# DATA RECORDS
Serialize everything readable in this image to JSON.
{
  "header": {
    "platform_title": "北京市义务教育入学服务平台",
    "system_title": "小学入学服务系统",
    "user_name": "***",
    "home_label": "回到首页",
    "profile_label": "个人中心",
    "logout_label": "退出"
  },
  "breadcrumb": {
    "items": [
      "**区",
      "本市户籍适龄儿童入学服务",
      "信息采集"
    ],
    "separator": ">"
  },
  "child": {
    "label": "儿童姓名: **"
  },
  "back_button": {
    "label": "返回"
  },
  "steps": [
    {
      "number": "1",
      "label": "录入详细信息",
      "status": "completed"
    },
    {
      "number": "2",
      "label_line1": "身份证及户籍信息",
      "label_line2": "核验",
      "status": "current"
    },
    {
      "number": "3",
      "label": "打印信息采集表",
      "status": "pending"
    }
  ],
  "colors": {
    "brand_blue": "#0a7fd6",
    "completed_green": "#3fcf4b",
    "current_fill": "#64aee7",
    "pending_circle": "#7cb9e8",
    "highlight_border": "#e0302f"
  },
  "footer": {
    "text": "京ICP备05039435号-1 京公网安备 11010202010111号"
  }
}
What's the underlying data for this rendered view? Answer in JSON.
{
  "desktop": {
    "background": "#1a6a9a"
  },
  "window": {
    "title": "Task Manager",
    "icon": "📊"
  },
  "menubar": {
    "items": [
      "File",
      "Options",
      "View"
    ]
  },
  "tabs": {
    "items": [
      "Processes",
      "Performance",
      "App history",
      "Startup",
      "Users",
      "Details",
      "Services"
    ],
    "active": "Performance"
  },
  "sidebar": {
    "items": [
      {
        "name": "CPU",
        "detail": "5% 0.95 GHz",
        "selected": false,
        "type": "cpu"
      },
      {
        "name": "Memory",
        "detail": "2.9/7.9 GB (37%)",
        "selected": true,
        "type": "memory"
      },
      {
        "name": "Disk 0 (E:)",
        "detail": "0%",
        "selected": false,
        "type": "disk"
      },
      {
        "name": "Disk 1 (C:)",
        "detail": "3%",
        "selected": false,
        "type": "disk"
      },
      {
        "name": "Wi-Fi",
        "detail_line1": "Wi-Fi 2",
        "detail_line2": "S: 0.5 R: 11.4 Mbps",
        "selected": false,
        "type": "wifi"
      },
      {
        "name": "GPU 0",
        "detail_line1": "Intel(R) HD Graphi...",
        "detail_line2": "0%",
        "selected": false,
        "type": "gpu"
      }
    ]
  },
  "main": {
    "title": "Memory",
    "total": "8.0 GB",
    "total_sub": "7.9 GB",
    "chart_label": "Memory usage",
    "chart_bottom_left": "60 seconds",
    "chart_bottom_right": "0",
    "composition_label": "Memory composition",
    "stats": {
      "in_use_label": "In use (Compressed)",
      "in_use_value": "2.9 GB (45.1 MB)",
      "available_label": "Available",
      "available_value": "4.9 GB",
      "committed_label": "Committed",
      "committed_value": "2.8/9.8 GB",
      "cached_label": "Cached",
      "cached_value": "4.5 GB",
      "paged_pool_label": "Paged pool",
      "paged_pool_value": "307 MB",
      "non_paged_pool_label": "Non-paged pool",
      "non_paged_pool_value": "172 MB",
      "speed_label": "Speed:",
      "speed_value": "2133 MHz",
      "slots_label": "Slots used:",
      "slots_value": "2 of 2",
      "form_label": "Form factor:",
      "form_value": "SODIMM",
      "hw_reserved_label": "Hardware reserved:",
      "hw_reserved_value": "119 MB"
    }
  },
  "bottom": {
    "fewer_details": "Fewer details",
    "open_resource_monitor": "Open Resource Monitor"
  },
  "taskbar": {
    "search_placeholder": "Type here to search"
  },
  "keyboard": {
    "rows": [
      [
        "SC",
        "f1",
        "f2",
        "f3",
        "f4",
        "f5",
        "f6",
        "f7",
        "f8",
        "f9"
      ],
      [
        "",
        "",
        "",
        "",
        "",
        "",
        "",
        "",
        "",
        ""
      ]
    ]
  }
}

# REQUIRED TASK
Make an exact copy of every entry.

# TASK RESPONSE
Serialize everything readable in this image to JSON.
{
  "header": {
    "platform_title": "北京市义务教育入学服务平台",
    "system_title": "小学入学服务系统",
    "user_name": "***",
    "home_label": "回到首页",
    "profile_label": "个人中心",
    "logout_label": "退出"
  },
  "breadcrumb": {
    "items": [
      "**区",
      "本市户籍适龄儿童入学服务",
      "信息采集"
    ],
    "separator": ">"
  },
  "child": {
    "label": "儿童姓名: **"
  },
  "back_button": {
    "label": "返回"
  },
  "steps": [
    {
      "number": "1",
      "label": "录入详细信息",
      "status": "completed"
    },
    {
      "number": "2",
      "label_line1": "身份证及户籍信息",
      "label_line2": "核验",
      "status": "current"
    },
    {
      "number": "3",
      "label": "打印信息采集表",
      "status": "pending"
    }
  ],
  "colors": {
    "brand_blue": "#0a7fd6",
    "completed_green": "#3fcf4b",
    "current_fill": "#64aee7",
    "pending_circle": "#7cb9e8",
    "highlight_border": "#e0302f"
  },
  "footer": {
    "text": "京ICP备05039435号-1 京公网安备 11010202010111号"
  }
}
What's the underlying data for this rendered view? Answer in JSON.
{
  "desktop": {
    "background": "#1a6a9a"
  },
  "window": {
    "title": "Task Manager",
    "icon": "📊"
  },
  "menubar": {
    "items": [
      "File",
      "Options",
      "View"
    ]
  },
  "tabs": {
    "items": [
      "Processes",
      "Performance",
      "App history",
      "Startup",
      "Users",
      "Details",
      "Services"
    ],
    "active": "Performance"
  },
  "sidebar": {
    "items": [
      {
        "name": "CPU",
        "detail": "5% 0.95 GHz",
        "selected": false,
        "type": "cpu"
      },
      {
        "name": "Memory",
        "detail": "2.9/7.9 GB (37%)",
        "selected": true,
        "type": "memory"
      },
      {
        "name": "Disk 0 (E:)",
        "detail": "0%",
        "selected": false,
        "type": "disk"
      },
      {
        "name": "Disk 1 (C:)",
        "detail": "3%",
        "selected": false,
        "type": "disk"
      },
      {
        "name": "Wi-Fi",
        "detail_line1": "Wi-Fi 2",
        "detail_line2": "S: 0.5 R: 11.4 Mbps",
        "selected": false,
        "type": "wifi"
      },
      {
        "name": "GPU 0",
        "detail_line1": "Intel(R) HD Graphi...",
        "detail_line2": "0%",
        "selected": false,
        "type": "gpu"
      }
    ]
  },
  "main": {
    "title": "Memory",
    "total": "8.0 GB",
    "total_sub": "7.9 GB",
    "chart_label": "Memory usage",
    "chart_bottom_left": "60 seconds",
    "chart_bottom_right": "0",
    "composition_label": "Memory composition",
    "stats": {
      "in_use_label": "In use (Compressed)",
      "in_use_value": "2.9 GB (45.1 MB)",
      "available_label": "Available",
      "available_value": "4.9 GB",
      "committed_label": "Committed",
      "committed_value": "2.8/9.8 GB",
      "cached_label": "Cached",
      "cached_value": "4.5 GB",
      "paged_pool_label": "Paged pool",
      "paged_pool_value": "307 MB",
      "non_paged_pool_label": "Non-paged pool",
      "non_paged_pool_value": "172 MB",
      "speed_label": "Speed:",
      "speed_value": "2133 MHz",
      "slots_label": "Slots used:",
      "slots_value": "2 of 2",
      "form_label": "Form factor:",
      "form_value": "SODIMM",
      "hw_reserved_label": "Hardware reserved:",
      "hw_reserved_value": "119 MB"
    }
  },
  "bottom": {
    "fewer_details": "Fewer details",
    "open_resource_monitor": "Open Resource Monitor"
  },
  "taskbar": {
    "search_placeholder": "Type here to search"
  },
  "keyboard": {
    "rows": [
      [
        "SC",
        "f1",
        "f2",
        "f3",
        "f4",
        "f5",
        "f6",
        "f7",
        "f8",
        "f9"
      ],
      [
        "",
        "",
        "",
        "",
        "",
        "",
        "",
        "",
        "",
        ""
      ]
    ]
  }
}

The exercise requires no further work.